* start Excerpted data *

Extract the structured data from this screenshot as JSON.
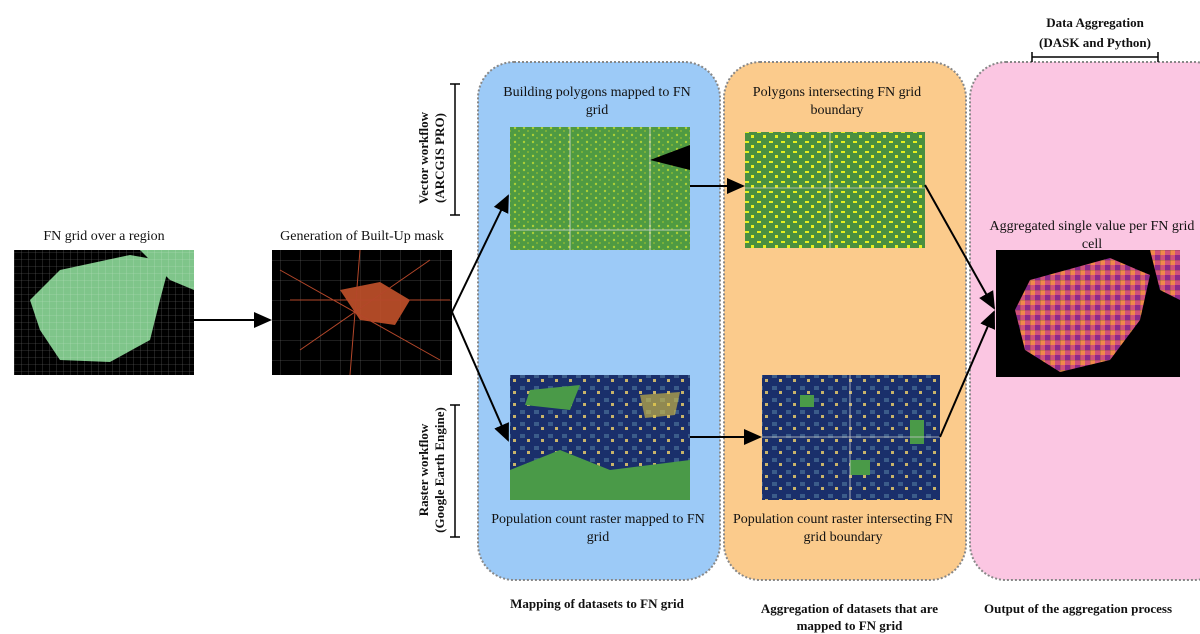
{
  "header": {
    "title": "Data Aggregation",
    "subtitle": "(DASK and Python)"
  },
  "workflows": [
    {
      "label": "Vector workflow",
      "tool": "(ARCGIS PRO)"
    },
    {
      "label": "Raster workflow",
      "tool": "(Google Earth Engine)"
    }
  ],
  "nodes": [
    {
      "label": "FN grid over a region"
    },
    {
      "label": "Generation of Built-Up mask"
    },
    {
      "label": "Building polygons mapped to FN grid"
    },
    {
      "label": "Polygons intersecting FN grid boundary"
    },
    {
      "label": "Aggregated single value per FN grid cell"
    },
    {
      "label": "Population count raster mapped to FN grid"
    },
    {
      "label": "Population count raster intersecting FN grid boundary"
    }
  ],
  "panels": [
    {
      "caption": "Mapping of datasets to FN grid"
    },
    {
      "caption": "Aggregation of datasets that are mapped to  FN grid"
    },
    {
      "caption": "Output of the aggregation process"
    }
  ]
}
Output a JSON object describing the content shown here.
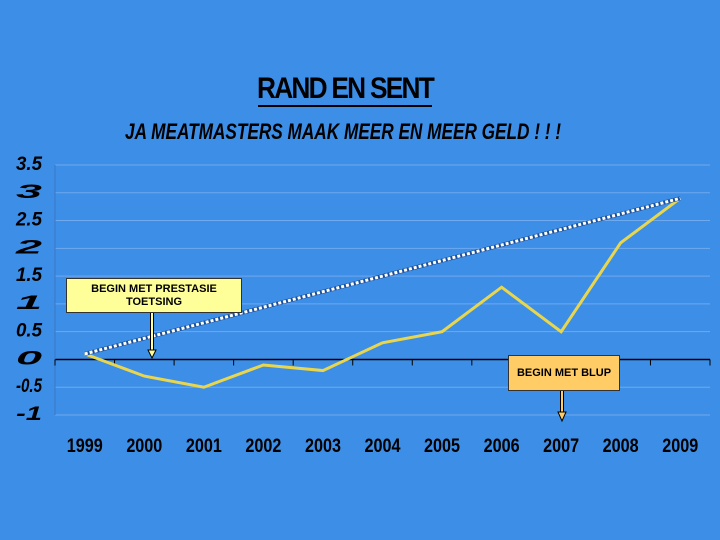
{
  "chart_data": {
    "type": "line",
    "title": "RAND EN SENT",
    "subtitle": "JA MEATMASTERS MAAK MEER EN MEER GELD ! ! !",
    "categories": [
      "1999",
      "2000",
      "2001",
      "2002",
      "2003",
      "2004",
      "2005",
      "2006",
      "2007",
      "2008",
      "2009"
    ],
    "values": [
      0.1,
      -0.3,
      -0.5,
      -0.1,
      -0.2,
      0.3,
      0.5,
      1.3,
      0.5,
      2.1,
      2.9
    ],
    "color": "#e8d64e",
    "trendline": {
      "values": [
        0.1,
        2.9
      ],
      "color": "#ffffff"
    },
    "ylim": [
      -1,
      3.5
    ],
    "yticks": [
      -1,
      -0.5,
      0,
      0.5,
      1,
      1.5,
      2,
      2.5,
      3,
      3.5
    ],
    "grid": true,
    "annotations": [
      "BEGIN MET PRESTASIE TOETSING",
      "BEGIN MET BLUP"
    ]
  }
}
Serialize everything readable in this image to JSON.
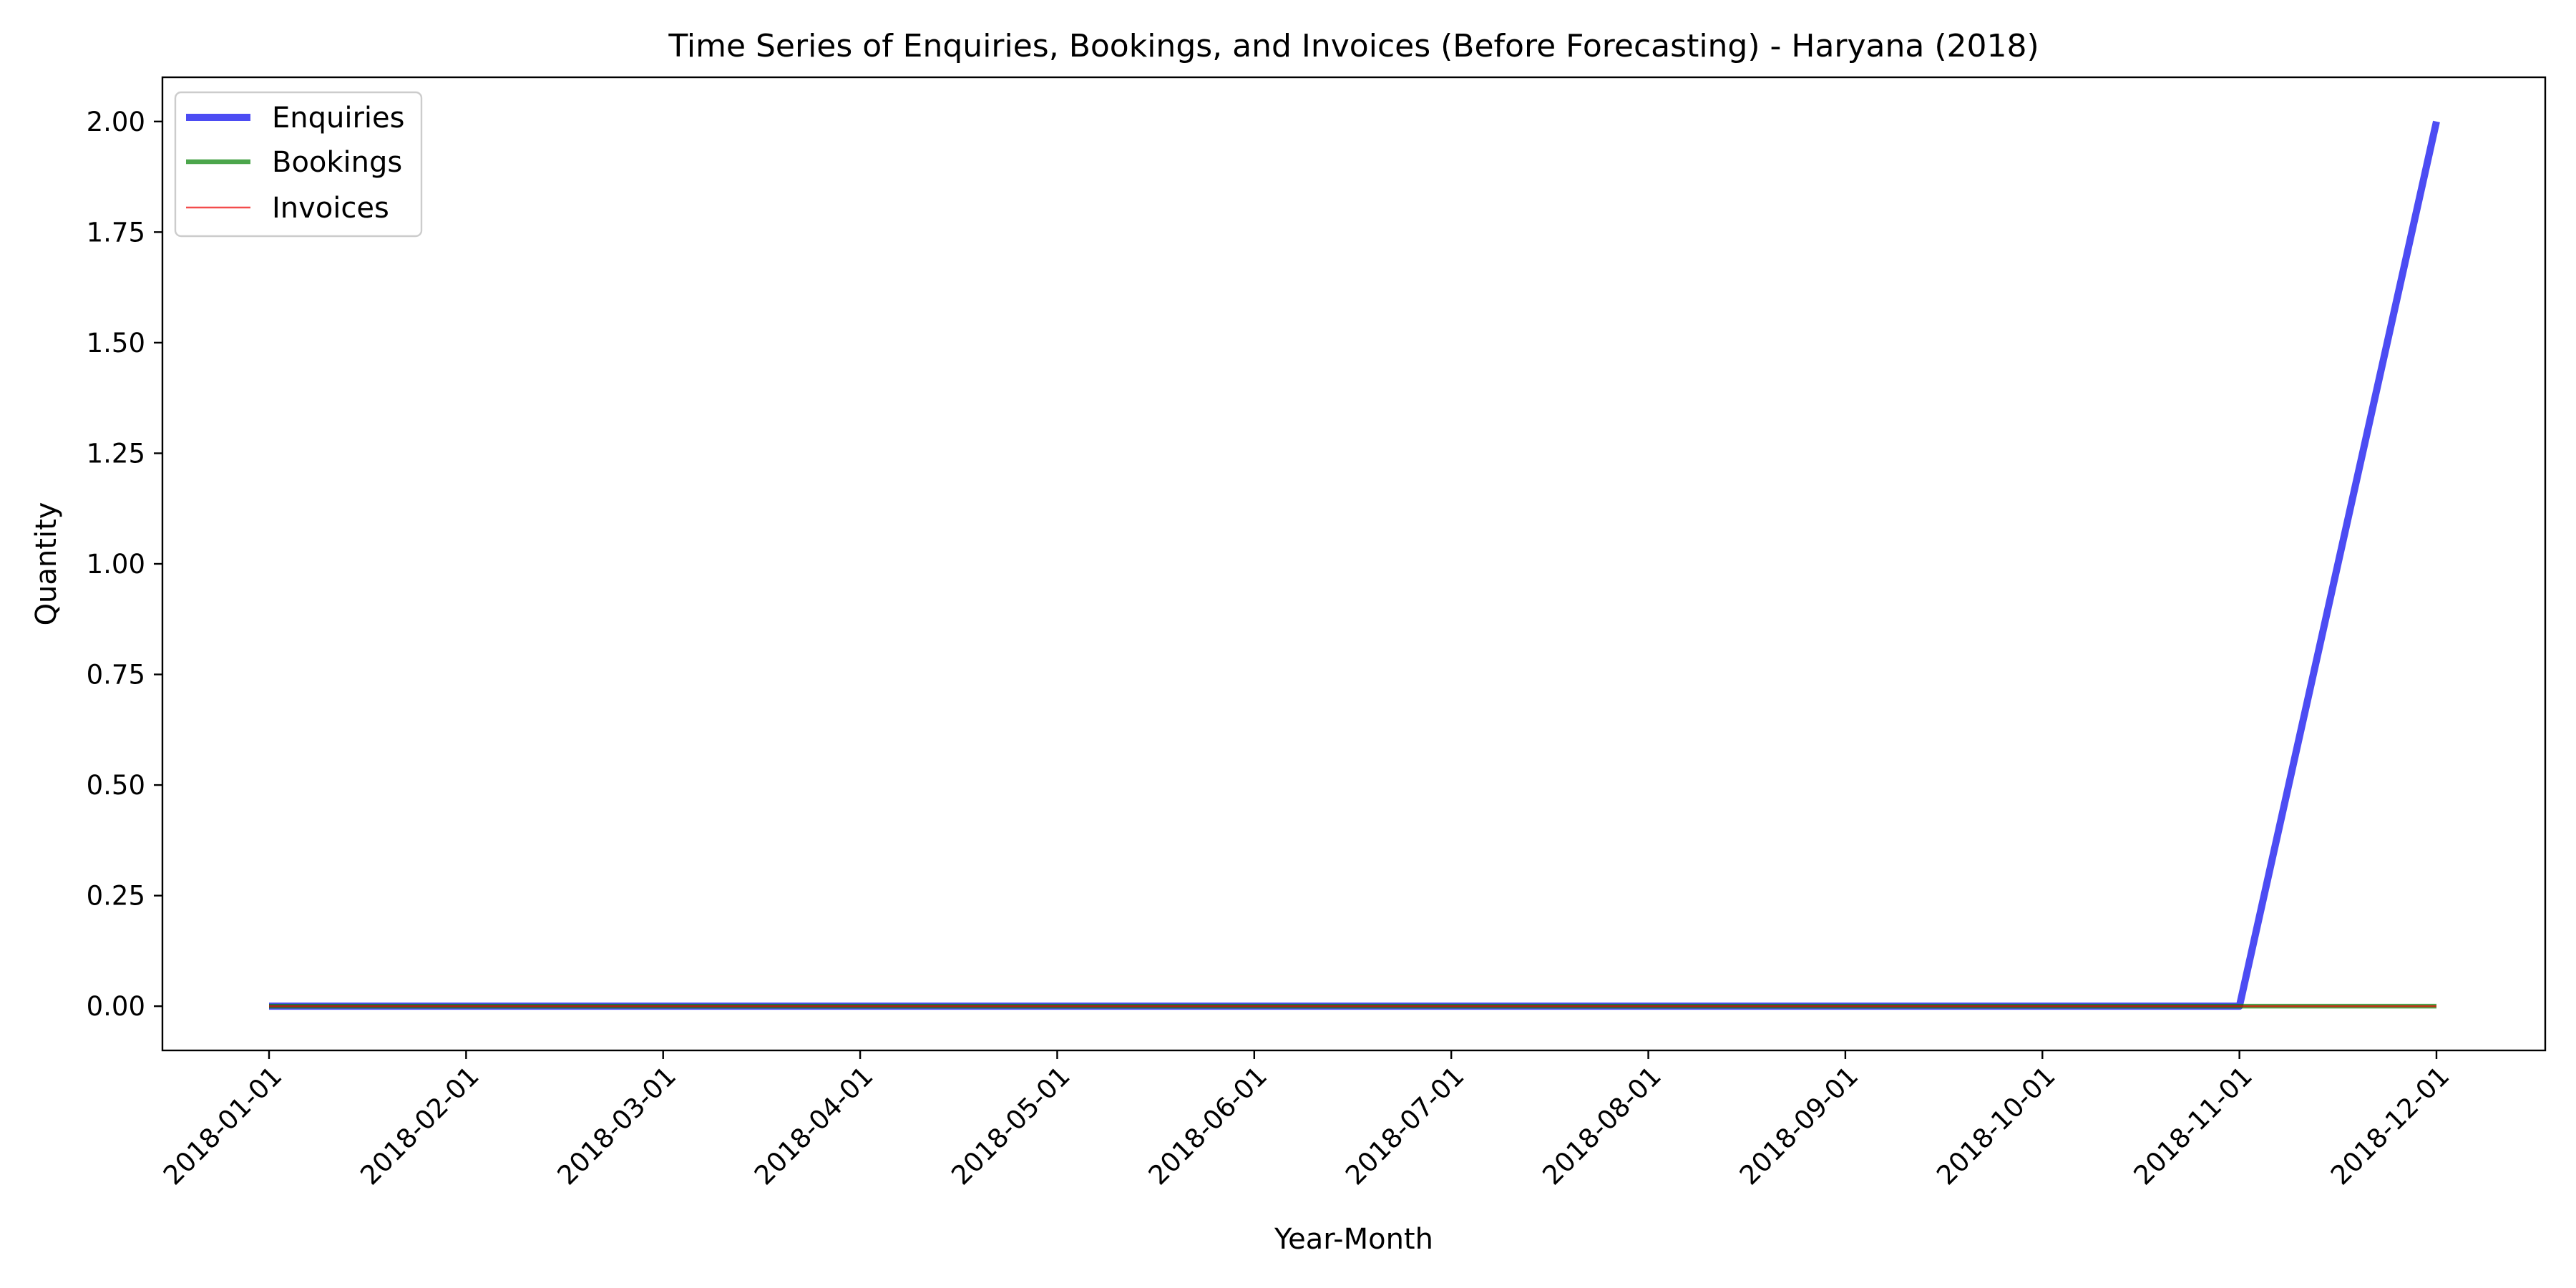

* end Excerpted data *

Without the pictures, retype the whole of the material above exactly.

Extract the structured data from this screenshot as JSON.
{
  "header": {
    "title": "Data Aggregation",
    "subtitle": "(DASK and Python)"
  },
  "workflows": [
    {
      "label": "Vector workflow",
      "tool": "(ARCGIS PRO)"
    },
    {
      "label": "Raster workflow",
      "tool": "(Google Earth Engine)"
    }
  ],
  "nodes": [
    {
      "label": "FN grid over a region"
    },
    {
      "label": "Generation of Built-Up mask"
    },
    {
      "label": "Building polygons mapped to FN grid"
    },
    {
      "label": "Polygons intersecting FN grid boundary"
    },
    {
      "label": "Aggregated single value per FN grid cell"
    },
    {
      "label": "Population count raster mapped to FN grid"
    },
    {
      "label": "Population count raster intersecting FN grid boundary"
    }
  ],
  "panels": [
    {
      "caption": "Mapping of datasets to FN grid"
    },
    {
      "caption": "Aggregation of datasets that are mapped to  FN grid"
    },
    {
      "caption": "Output of the aggregation process"
    }
  ]
}
Output a JSON object describing the content shown here.
{
  "chart_data": {
    "type": "line",
    "title": "RAND EN SENT",
    "subtitle": "JA MEATMASTERS MAAK MEER EN MEER GELD ! ! !",
    "categories": [
      "1999",
      "2000",
      "2001",
      "2002",
      "2003",
      "2004",
      "2005",
      "2006",
      "2007",
      "2008",
      "2009"
    ],
    "values": [
      0.1,
      -0.3,
      -0.5,
      -0.1,
      -0.2,
      0.3,
      0.5,
      1.3,
      0.5,
      2.1,
      2.9
    ],
    "color": "#e8d64e",
    "trendline": {
      "values": [
        0.1,
        2.9
      ],
      "color": "#ffffff"
    },
    "ylim": [
      -1,
      3.5
    ],
    "yticks": [
      -1,
      -0.5,
      0,
      0.5,
      1,
      1.5,
      2,
      2.5,
      3,
      3.5
    ],
    "grid": true,
    "annotations": [
      "BEGIN MET PRESTASIE TOETSING",
      "BEGIN MET BLUP"
    ]
  }
}
Serialize everything readable in this image to JSON.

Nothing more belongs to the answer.